>> Begin

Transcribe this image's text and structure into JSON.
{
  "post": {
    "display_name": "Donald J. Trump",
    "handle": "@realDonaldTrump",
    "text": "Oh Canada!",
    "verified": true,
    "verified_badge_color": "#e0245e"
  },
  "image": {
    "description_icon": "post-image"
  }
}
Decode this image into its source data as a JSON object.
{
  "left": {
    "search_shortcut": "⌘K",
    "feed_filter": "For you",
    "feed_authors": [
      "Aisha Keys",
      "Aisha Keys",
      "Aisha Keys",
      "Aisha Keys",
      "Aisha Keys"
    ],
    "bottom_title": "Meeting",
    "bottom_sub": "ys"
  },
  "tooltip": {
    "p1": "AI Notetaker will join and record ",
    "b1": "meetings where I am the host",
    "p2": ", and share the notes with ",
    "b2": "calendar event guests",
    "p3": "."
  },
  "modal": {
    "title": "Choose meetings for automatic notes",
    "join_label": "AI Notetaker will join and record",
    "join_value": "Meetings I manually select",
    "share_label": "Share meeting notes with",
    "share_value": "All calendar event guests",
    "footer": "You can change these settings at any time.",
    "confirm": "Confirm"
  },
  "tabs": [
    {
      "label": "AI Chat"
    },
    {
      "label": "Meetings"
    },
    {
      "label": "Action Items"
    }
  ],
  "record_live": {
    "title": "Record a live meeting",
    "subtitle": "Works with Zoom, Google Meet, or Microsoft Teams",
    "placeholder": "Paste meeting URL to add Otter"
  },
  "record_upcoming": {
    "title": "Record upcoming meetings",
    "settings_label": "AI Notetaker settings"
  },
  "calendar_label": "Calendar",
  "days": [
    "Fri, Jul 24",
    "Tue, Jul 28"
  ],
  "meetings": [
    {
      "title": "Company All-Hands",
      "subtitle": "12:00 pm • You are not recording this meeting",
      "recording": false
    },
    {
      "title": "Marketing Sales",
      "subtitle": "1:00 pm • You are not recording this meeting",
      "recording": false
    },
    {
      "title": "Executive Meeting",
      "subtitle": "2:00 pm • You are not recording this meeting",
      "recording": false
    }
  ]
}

>> End

Your goal
Extract every line that has the string "will" in it.

Task response
    "p1": "AI Notetaker will join and record ",
    "join_label": "AI Notetaker will join and record",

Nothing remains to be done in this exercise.